## Begin DATA FOR THIS EXERCISE

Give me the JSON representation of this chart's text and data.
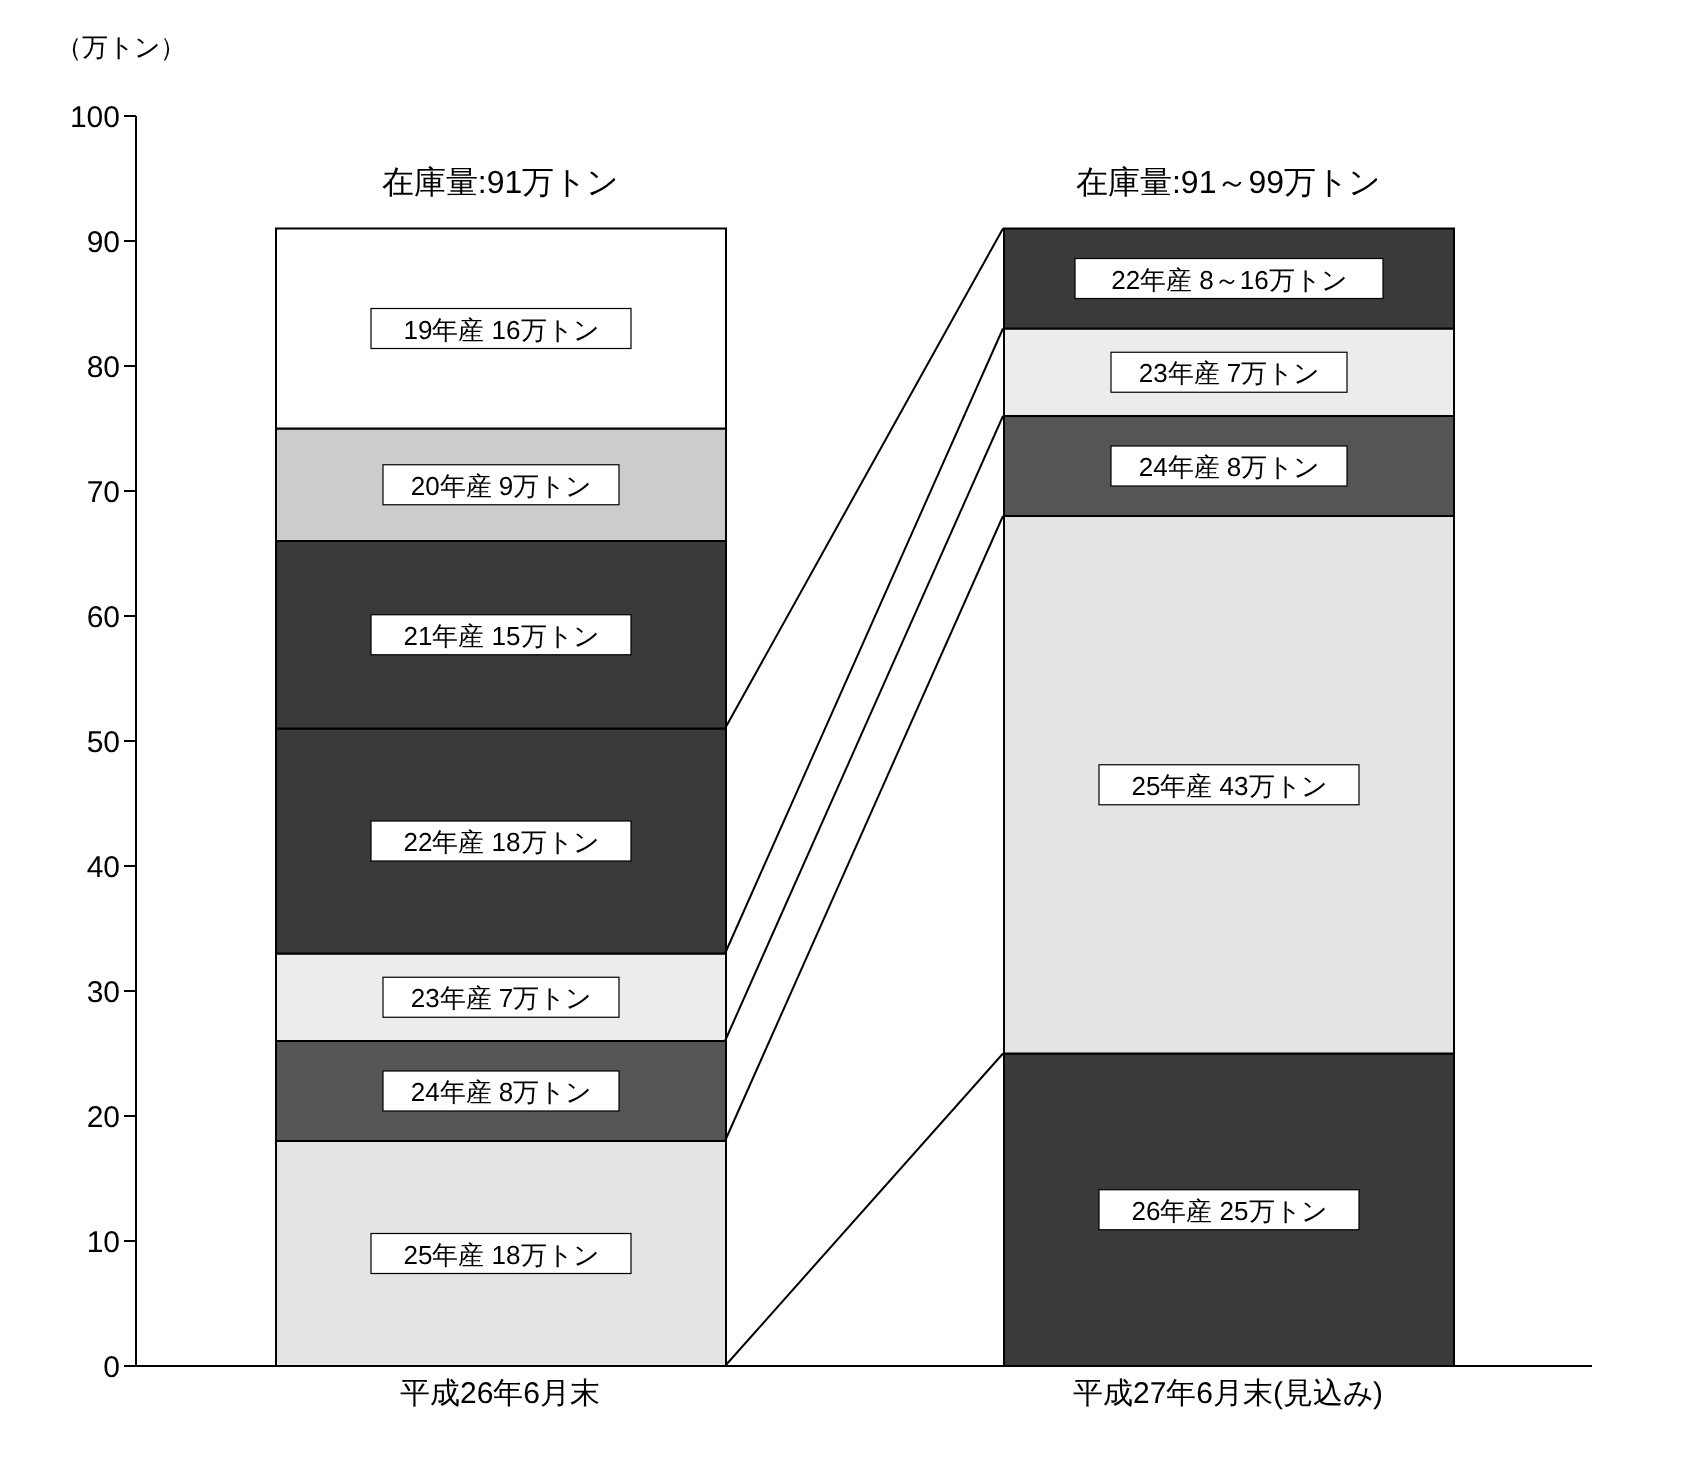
{
  "chart_data": {
    "type": "bar",
    "stacked": true,
    "ylabel": "（万トン）",
    "categories": [
      "平成26年6月末",
      "平成27年6月末(見込み)"
    ],
    "ylim": [
      0,
      100
    ],
    "yticks": [
      0,
      10,
      20,
      30,
      40,
      50,
      60,
      70,
      80,
      90,
      100
    ],
    "totals": [
      "在庫量:91万トン",
      "在庫量:91～99万トン"
    ],
    "series": [
      {
        "color": "#3a3a3a",
        "values": [
          null,
          25
        ],
        "value_labels": [
          null,
          "26年産 25万トン"
        ]
      },
      {
        "color": "#e4e4e4",
        "values": [
          18,
          43
        ],
        "value_labels": [
          "25年産 18万トン",
          "25年産 43万トン"
        ]
      },
      {
        "color": "#555555",
        "values": [
          8,
          8
        ],
        "value_labels": [
          "24年産 8万トン",
          "24年産 8万トン"
        ]
      },
      {
        "color": "#ececec",
        "values": [
          7,
          7
        ],
        "value_labels": [
          "23年産 7万トン",
          "23年産 7万トン"
        ]
      },
      {
        "color": "#3a3a3a",
        "values": [
          18,
          8
        ],
        "value_labels": [
          "22年産 18万トン",
          "22年産 8～16万トン"
        ]
      },
      {
        "color": "#3a3a3a",
        "values": [
          15,
          null
        ],
        "value_labels": [
          "21年産 15万トン",
          null
        ]
      },
      {
        "color": "#cccccc",
        "values": [
          9,
          null
        ],
        "value_labels": [
          "20年産 9万トン",
          null
        ]
      },
      {
        "color": "#ffffff",
        "values": [
          16,
          null
        ],
        "value_labels": [
          "19年産 16万トン",
          null
        ]
      }
    ]
  }
}
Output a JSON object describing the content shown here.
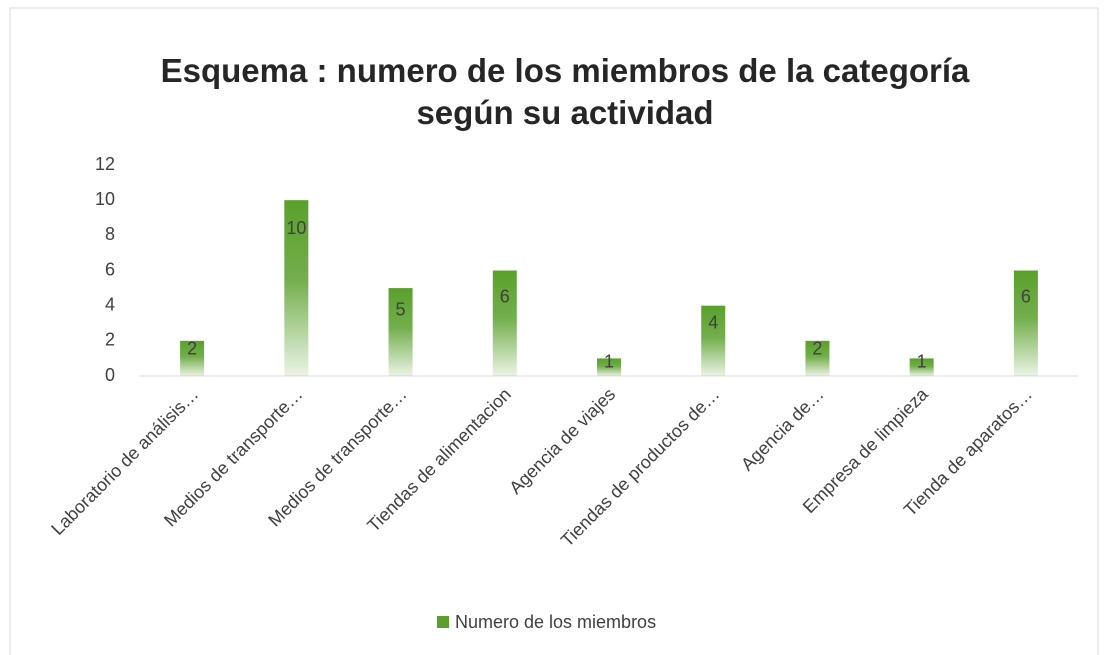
{
  "chart_data": {
    "type": "bar",
    "title": "Esquema : numero de los miembros de la categoría según su actividad",
    "categories": [
      "Laboratorio de análisis…",
      "Medios de transporte…",
      "Medios de transporte…",
      "Tiendas de alimentacion",
      "Agencia de viajes",
      "Tiendas de productos de…",
      "Agencia de…",
      "Empresa de limpieza",
      "Tienda de aparatos…"
    ],
    "series": [
      {
        "name": "Numero de los miembros",
        "color": "#5aa02c",
        "values": [
          2,
          10,
          5,
          6,
          1,
          4,
          2,
          1,
          6
        ]
      }
    ],
    "ylim": [
      0,
      12
    ],
    "yticks": [
      0,
      2,
      4,
      6,
      8,
      10,
      12
    ],
    "grid": false,
    "legend": "bottom"
  }
}
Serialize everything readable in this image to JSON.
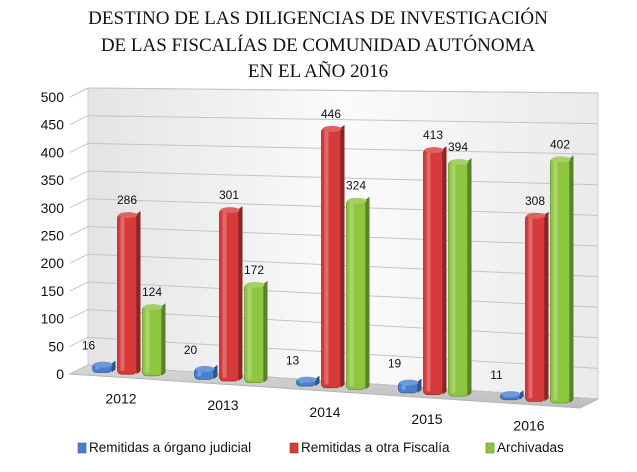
{
  "chart_data": {
    "type": "bar",
    "title_lines": [
      "DESTINO DE LAS DILIGENCIAS DE INVESTIGACIÓN",
      "DE LAS FISCALÍAS DE COMUNIDAD AUTÓNOMA",
      "EN EL AÑO 2016"
    ],
    "categories": [
      "2012",
      "2013",
      "2014",
      "2015",
      "2016"
    ],
    "series": [
      {
        "name": "Remitidas a órgano judicial",
        "values": [
          16,
          20,
          13,
          19,
          11
        ],
        "color": "#4a7fd0"
      },
      {
        "name": "Remitidas a otra Fiscalía",
        "values": [
          286,
          301,
          446,
          413,
          308
        ],
        "color": "#d63a3a"
      },
      {
        "name": "Archivadas",
        "values": [
          124,
          172,
          324,
          394,
          402
        ],
        "color": "#8dc63f"
      }
    ],
    "ylim": [
      0,
      500
    ],
    "yticks": [
      "0",
      "50",
      "100",
      "150",
      "200",
      "250",
      "300",
      "350",
      "400",
      "450",
      "500"
    ],
    "grid": true,
    "legend_position": "bottom"
  }
}
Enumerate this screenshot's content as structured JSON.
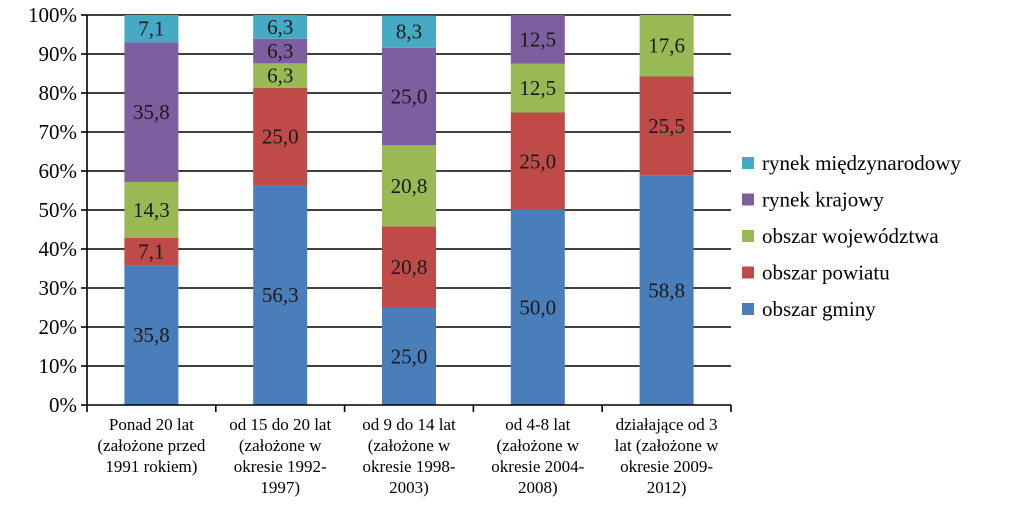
{
  "chart_data": {
    "type": "bar",
    "stacked": true,
    "percent": true,
    "categories": [
      [
        "Ponad 20 lat",
        "(założone przed",
        "1991 rokiem)"
      ],
      [
        "od 15 do 20 lat",
        "(założone w",
        "okresie 1992-",
        "1997)"
      ],
      [
        "od 9 do 14 lat",
        "(założone w",
        "okresie 1998-",
        "2003)"
      ],
      [
        "od 4-8 lat",
        "(założone w",
        "okresie 2004-",
        "2008)"
      ],
      [
        "działające od 3",
        "lat (założone w",
        "okresie 2009-",
        "2012)"
      ]
    ],
    "series": [
      {
        "name": "obszar gminy",
        "color": "#4a7ebb",
        "values": [
          35.8,
          56.3,
          25.0,
          50.0,
          58.8
        ],
        "labels": [
          "35,8",
          "56,3",
          "25,0",
          "50,0",
          "58,8"
        ]
      },
      {
        "name": "obszar powiatu",
        "color": "#be4b48",
        "values": [
          7.1,
          25.0,
          20.8,
          25.0,
          25.5
        ],
        "labels": [
          "7,1",
          "25,0",
          "20,8",
          "25,0",
          "25,5"
        ]
      },
      {
        "name": "obszar województwa",
        "color": "#98b954",
        "values": [
          14.3,
          6.3,
          20.8,
          12.5,
          17.6
        ],
        "labels": [
          "14,3",
          "6,3",
          "20,8",
          "12,5",
          "17,6"
        ]
      },
      {
        "name": "rynek krajowy",
        "color": "#7d5fa0",
        "values": [
          35.8,
          6.3,
          25.0,
          12.5,
          0
        ],
        "labels": [
          "35,8",
          "6,3",
          "25,0",
          "12,5",
          ""
        ]
      },
      {
        "name": "rynek międzynarodowy",
        "color": "#46aac5",
        "values": [
          7.1,
          6.3,
          8.3,
          0,
          0
        ],
        "labels": [
          "7,1",
          "6,3",
          "8,3",
          "",
          ""
        ]
      }
    ],
    "y_ticks": [
      "0%",
      "10%",
      "20%",
      "30%",
      "40%",
      "50%",
      "60%",
      "70%",
      "80%",
      "90%",
      "100%"
    ],
    "ylim": [
      0,
      100
    ],
    "grid": true,
    "legend": "right"
  }
}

## End DATA FOR THIS EXERCISE

* _GOAL_:
Within the listing above, copy each line that has the string "Tiendas".

* _WRITTEN SOLUTION_:
      "Tiendas de alimentacion",
      "Tiendas de productos de…",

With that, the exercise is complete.